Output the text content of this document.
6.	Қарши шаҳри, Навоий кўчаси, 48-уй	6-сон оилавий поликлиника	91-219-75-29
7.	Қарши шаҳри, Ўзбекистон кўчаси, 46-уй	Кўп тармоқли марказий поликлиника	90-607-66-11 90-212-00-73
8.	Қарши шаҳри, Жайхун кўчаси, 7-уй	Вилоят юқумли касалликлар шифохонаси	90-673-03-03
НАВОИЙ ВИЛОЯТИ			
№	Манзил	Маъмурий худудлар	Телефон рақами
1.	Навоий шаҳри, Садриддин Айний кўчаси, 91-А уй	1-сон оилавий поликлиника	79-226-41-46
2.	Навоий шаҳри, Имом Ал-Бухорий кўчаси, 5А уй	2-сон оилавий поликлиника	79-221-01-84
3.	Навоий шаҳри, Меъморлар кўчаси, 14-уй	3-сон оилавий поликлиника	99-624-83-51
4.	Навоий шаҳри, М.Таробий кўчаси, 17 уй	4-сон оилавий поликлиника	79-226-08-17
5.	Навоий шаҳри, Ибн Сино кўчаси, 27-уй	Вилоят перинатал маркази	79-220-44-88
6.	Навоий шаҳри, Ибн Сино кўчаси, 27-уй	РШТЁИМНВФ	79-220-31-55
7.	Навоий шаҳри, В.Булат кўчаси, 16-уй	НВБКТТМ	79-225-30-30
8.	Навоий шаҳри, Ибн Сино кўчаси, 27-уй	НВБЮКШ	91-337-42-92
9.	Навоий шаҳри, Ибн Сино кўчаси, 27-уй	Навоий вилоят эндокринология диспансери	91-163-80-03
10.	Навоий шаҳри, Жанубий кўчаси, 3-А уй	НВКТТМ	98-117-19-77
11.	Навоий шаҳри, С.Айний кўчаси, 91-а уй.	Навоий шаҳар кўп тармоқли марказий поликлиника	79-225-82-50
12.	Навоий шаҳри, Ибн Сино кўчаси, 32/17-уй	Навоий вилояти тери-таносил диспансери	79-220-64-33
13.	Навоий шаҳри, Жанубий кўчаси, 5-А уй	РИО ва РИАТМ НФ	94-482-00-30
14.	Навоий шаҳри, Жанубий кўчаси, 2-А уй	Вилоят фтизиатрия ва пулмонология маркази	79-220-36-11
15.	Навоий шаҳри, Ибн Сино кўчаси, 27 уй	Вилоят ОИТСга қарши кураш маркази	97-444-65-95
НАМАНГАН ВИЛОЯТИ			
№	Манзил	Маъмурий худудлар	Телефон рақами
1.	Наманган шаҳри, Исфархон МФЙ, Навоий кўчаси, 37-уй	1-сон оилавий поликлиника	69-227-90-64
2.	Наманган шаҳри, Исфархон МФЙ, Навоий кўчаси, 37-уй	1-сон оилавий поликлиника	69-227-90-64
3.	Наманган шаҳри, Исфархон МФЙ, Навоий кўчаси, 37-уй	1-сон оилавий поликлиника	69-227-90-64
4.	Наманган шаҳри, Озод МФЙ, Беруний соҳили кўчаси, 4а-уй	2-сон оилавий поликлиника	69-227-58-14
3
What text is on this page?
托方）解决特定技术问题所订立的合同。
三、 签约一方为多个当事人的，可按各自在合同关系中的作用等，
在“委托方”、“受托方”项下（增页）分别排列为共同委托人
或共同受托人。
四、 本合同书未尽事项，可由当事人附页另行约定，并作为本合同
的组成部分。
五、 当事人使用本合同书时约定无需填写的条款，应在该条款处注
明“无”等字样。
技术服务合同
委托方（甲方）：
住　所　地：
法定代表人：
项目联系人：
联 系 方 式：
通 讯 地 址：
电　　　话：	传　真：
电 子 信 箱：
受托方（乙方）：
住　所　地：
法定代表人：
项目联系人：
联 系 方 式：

★ ★ ★ ★ ★

Reproduce each record exactly, leaving nothing out.

Output the text content of this document.
6.	Қарши шаҳри, Навоий кўчаси, 48-уй	6-сон оилавий поликлиника	91-219-75-29
7.	Қарши шаҳри, Ўзбекистон кўчаси, 46-уй	Кўп тармоқли марказий поликлиника	90-607-66-11 90-212-00-73
8.	Қарши шаҳри, Жайхун кўчаси, 7-уй	Вилоят юқумли касалликлар шифохонаси	90-673-03-03
НАВОИЙ ВИЛОЯТИ			
№	Манзил	Маъмурий худудлар	Телефон рақами
1.	Навоий шаҳри, Садриддин Айний кўчаси, 91-А уй	1-сон оилавий поликлиника	79-226-41-46
2.	Навоий шаҳри, Имом Ал-Бухорий кўчаси, 5А уй	2-сон оилавий поликлиника	79-221-01-84
3.	Навоий шаҳри, Меъморлар кўчаси, 14-уй	3-сон оилавий поликлиника	99-624-83-51
4.	Навоий шаҳри, М.Таробий кўчаси, 17 уй	4-сон оилавий поликлиника	79-226-08-17
5.	Навоий шаҳри, Ибн Сино кўчаси, 27-уй	Вилоят перинатал маркази	79-220-44-88
6.	Навоий шаҳри, Ибн Сино кўчаси, 27-уй	РШТЁИМНВФ	79-220-31-55
7.	Навоий шаҳри, В.Булат кўчаси, 16-уй	НВБКТТМ	79-225-30-30
8.	Навоий шаҳри, Ибн Сино кўчаси, 27-уй	НВБЮКШ	91-337-42-92
9.	Навоий шаҳри, Ибн Сино кўчаси, 27-уй	Навоий вилоят эндокринология диспансери	91-163-80-03
10.	Навоий шаҳри, Жанубий кўчаси, 3-А уй	НВКТТМ	98-117-19-77
11.	Навоий шаҳри, С.Айний кўчаси, 91-а уй.	Навоий шаҳар кўп тармоқли марказий поликлиника	79-225-82-50
12.	Навоий шаҳри, Ибн Сино кўчаси, 32/17-уй	Навоий вилояти тери-таносил диспансери	79-220-64-33
13.	Навоий шаҳри, Жанубий кўчаси, 5-А уй	РИО ва РИАТМ НФ	94-482-00-30
14.	Навоий шаҳри, Жанубий кўчаси, 2-А уй	Вилоят фтизиатрия ва пулмонология маркази	79-220-36-11
15.	Навоий шаҳри, Ибн Сино кўчаси, 27 уй	Вилоят ОИТСга қарши кураш маркази	97-444-65-95
НАМАНГАН ВИЛОЯТИ			
№	Манзил	Маъмурий худудлар	Телефон рақами
1.	Наманган шаҳри, Исфархон МФЙ, Навоий кўчаси, 37-уй	1-сон оилавий поликлиника	69-227-90-64
2.	Наманган шаҳри, Исфархон МФЙ, Навоий кўчаси, 37-уй	1-сон оилавий поликлиника	69-227-90-64
3.	Наманган шаҳри, Исфархон МФЙ, Навоий кўчаси, 37-уй	1-сон оилавий поликлиника	69-227-90-64
4.	Наманган шаҳри, Озод МФЙ, Беруний соҳили кўчаси, 4а-уй	2-сон оилавий поликлиника	69-227-58-14
3
What text is on this page?
托方）解决特定技术问题所订立的合同。
三、 签约一方为多个当事人的，可按各自在合同关系中的作用等，
在“委托方”、“受托方”项下（增页）分别排列为共同委托人
或共同受托人。
四、 本合同书未尽事项，可由当事人附页另行约定，并作为本合同
的组成部分。
五、 当事人使用本合同书时约定无需填写的条款，应在该条款处注
明“无”等字样。
技术服务合同
委托方（甲方）：
住　所　地：
法定代表人：
项目联系人：
联 系 方 式：
通 讯 地 址：
电　　　话：	传　真：
电 子 信 箱：
受托方（乙方）：
住　所　地：
法定代表人：
项目联系人：
联 系 方 式：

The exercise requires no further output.